(Dataset records)
=====

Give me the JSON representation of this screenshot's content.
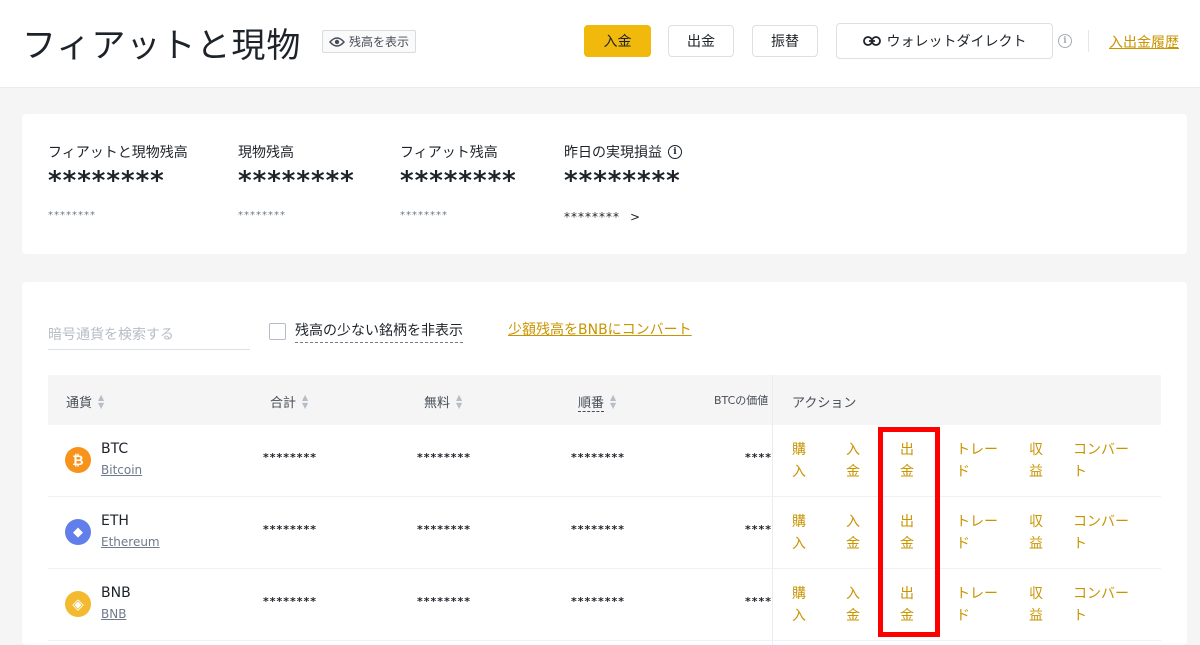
{
  "header": {
    "title": "フィアットと現物",
    "show_balance": "残高を表示",
    "deposit": "入金",
    "withdraw": "出金",
    "transfer": "振替",
    "wallet_direct": "ウォレットダイレクト",
    "history": "入出金履歴"
  },
  "balances": {
    "total_label": "フィアットと現物残高",
    "total_value": "********",
    "total_sub": "********",
    "spot_label": "現物残高",
    "spot_value": "********",
    "spot_sub": "********",
    "fiat_label": "フィアット残高",
    "fiat_value": "********",
    "fiat_sub": "********",
    "pnl_label": "昨日の実現損益",
    "pnl_value": "********",
    "pnl_sub": "********",
    "pnl_arrow": ">"
  },
  "filters": {
    "search_placeholder": "暗号通貨を検索する",
    "hide_small": "残高の少ない銘柄を非表示",
    "convert_small": "少額残高をBNBにコンバート"
  },
  "table": {
    "headers": {
      "coin": "通貨",
      "total": "合計",
      "available": "無料",
      "order": "順番",
      "btc_value": "BTCの価値",
      "action": "アクション"
    },
    "actions": {
      "buy": "購\n入",
      "deposit": "入\n金",
      "withdraw": "出\n金",
      "trade": "トレー\nド",
      "earn": "収\n益",
      "convert": "コンバー\nト"
    },
    "rows": [
      {
        "symbol": "BTC",
        "name": "Bitcoin",
        "total": "********",
        "available": "********",
        "order": "********",
        "btc_value": "********",
        "icon_color": "#f7931a",
        "icon": "₿"
      },
      {
        "symbol": "ETH",
        "name": "Ethereum",
        "total": "********",
        "available": "********",
        "order": "********",
        "btc_value": "********",
        "icon_color": "#627eea",
        "icon": "◆"
      },
      {
        "symbol": "BNB",
        "name": "BNB",
        "total": "********",
        "available": "********",
        "order": "********",
        "btc_value": "********",
        "icon_color": "#f3ba2f",
        "icon": "◈"
      }
    ]
  },
  "colors": {
    "brand": "#f0b90b",
    "link": "#c99400",
    "highlight": "#ff0000"
  }
}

=====

▶ [Stated problem]
Reproduce the listing above exactly, excluding all pictures.

▶ [Answer to the exercise]
Give me the JSON representation of this screenshot's content.
{
  "header": {
    "title": "フィアットと現物",
    "show_balance": "残高を表示",
    "deposit": "入金",
    "withdraw": "出金",
    "transfer": "振替",
    "wallet_direct": "ウォレットダイレクト",
    "history": "入出金履歴"
  },
  "balances": {
    "total_label": "フィアットと現物残高",
    "total_value": "********",
    "total_sub": "********",
    "spot_label": "現物残高",
    "spot_value": "********",
    "spot_sub": "********",
    "fiat_label": "フィアット残高",
    "fiat_value": "********",
    "fiat_sub": "********",
    "pnl_label": "昨日の実現損益",
    "pnl_value": "********",
    "pnl_sub": "********",
    "pnl_arrow": ">"
  },
  "filters": {
    "search_placeholder": "暗号通貨を検索する",
    "hide_small": "残高の少ない銘柄を非表示",
    "convert_small": "少額残高をBNBにコンバート"
  },
  "table": {
    "headers": {
      "coin": "通貨",
      "total": "合計",
      "available": "無料",
      "order": "順番",
      "btc_value": "BTCの価値",
      "action": "アクション"
    },
    "actions": {
      "buy": "購\n入",
      "deposit": "入\n金",
      "withdraw": "出\n金",
      "trade": "トレー\nド",
      "earn": "収\n益",
      "convert": "コンバー\nト"
    },
    "rows": [
      {
        "symbol": "BTC",
        "name": "Bitcoin",
        "total": "********",
        "available": "********",
        "order": "********",
        "btc_value": "********",
        "icon_color": "#f7931a",
        "icon": "₿"
      },
      {
        "symbol": "ETH",
        "name": "Ethereum",
        "total": "********",
        "available": "********",
        "order": "********",
        "btc_value": "********",
        "icon_color": "#627eea",
        "icon": "◆"
      },
      {
        "symbol": "BNB",
        "name": "BNB",
        "total": "********",
        "available": "********",
        "order": "********",
        "btc_value": "********",
        "icon_color": "#f3ba2f",
        "icon": "◈"
      }
    ]
  },
  "colors": {
    "brand": "#f0b90b",
    "link": "#c99400",
    "highlight": "#ff0000"
  }
}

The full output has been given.